» INPUT MATERIAL:
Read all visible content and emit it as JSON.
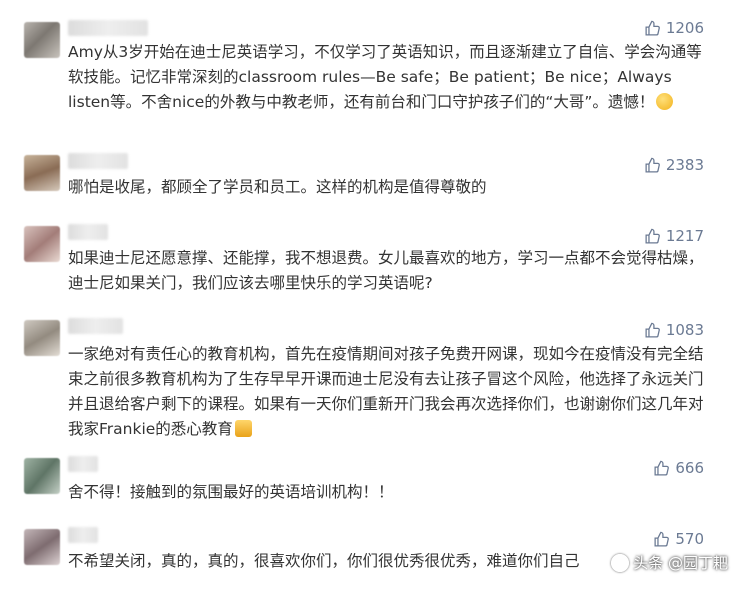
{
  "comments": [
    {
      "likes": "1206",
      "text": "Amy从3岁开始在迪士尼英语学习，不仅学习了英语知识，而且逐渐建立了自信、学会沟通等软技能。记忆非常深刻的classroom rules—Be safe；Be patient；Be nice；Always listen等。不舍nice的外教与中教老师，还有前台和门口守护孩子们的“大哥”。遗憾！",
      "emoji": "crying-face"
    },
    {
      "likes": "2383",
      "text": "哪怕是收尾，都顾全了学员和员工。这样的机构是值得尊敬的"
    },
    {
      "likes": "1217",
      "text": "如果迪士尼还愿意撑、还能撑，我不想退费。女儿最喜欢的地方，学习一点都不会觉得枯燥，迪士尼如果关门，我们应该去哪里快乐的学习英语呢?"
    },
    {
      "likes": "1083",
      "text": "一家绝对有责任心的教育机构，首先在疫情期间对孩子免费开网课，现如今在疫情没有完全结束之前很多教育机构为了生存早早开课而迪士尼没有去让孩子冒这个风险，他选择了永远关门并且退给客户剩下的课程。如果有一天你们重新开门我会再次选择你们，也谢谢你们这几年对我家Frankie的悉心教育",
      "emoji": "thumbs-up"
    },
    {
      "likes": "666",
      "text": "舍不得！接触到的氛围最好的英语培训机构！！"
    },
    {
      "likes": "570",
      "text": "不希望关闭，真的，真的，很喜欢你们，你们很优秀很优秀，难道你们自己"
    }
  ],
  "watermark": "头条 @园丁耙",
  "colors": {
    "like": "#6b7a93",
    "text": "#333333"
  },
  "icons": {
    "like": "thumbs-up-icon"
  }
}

---

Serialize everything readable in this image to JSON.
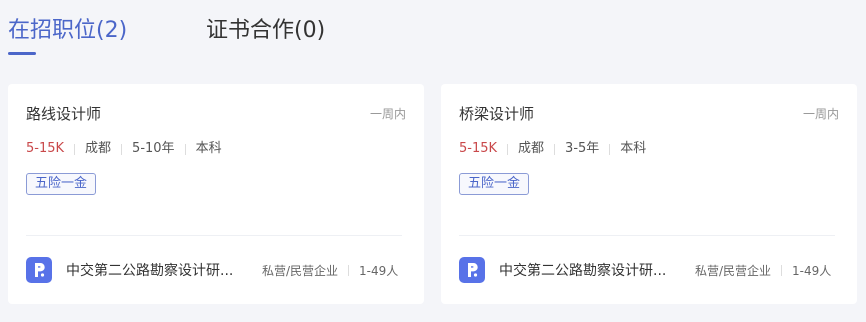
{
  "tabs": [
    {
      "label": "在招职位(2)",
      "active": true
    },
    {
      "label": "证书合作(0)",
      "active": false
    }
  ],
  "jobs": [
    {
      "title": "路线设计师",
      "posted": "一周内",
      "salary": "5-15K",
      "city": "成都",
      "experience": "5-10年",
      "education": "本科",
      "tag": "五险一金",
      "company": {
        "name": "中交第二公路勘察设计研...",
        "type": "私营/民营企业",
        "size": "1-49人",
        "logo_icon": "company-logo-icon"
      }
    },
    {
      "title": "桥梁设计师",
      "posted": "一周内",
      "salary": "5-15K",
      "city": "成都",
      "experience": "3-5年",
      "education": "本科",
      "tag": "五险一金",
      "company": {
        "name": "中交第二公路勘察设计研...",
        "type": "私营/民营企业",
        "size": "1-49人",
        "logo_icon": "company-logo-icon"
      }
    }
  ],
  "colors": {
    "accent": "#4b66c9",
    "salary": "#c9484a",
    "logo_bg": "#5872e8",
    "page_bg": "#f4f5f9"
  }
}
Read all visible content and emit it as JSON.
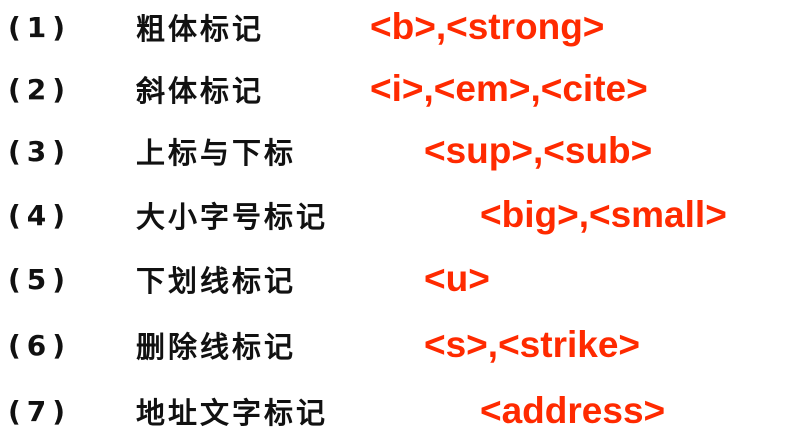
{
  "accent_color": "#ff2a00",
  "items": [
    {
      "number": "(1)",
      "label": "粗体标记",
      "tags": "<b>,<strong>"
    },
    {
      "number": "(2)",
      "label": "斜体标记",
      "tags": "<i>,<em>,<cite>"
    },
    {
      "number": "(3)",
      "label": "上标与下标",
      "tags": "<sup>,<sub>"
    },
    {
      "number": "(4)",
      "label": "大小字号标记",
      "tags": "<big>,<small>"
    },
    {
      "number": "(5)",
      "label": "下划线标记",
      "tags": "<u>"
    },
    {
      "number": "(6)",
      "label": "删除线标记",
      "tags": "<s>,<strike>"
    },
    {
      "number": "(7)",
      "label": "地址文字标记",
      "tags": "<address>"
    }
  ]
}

» WHAT THIS TASK INVOLVES: Show all lines above holding "number".

» EXERCISE OUTPUT:
      "number": "(1)",
      "number": "(2)",
      "number": "(3)",
      "number": "(4)",
      "number": "(5)",
      "number": "(6)",
      "number": "(7)",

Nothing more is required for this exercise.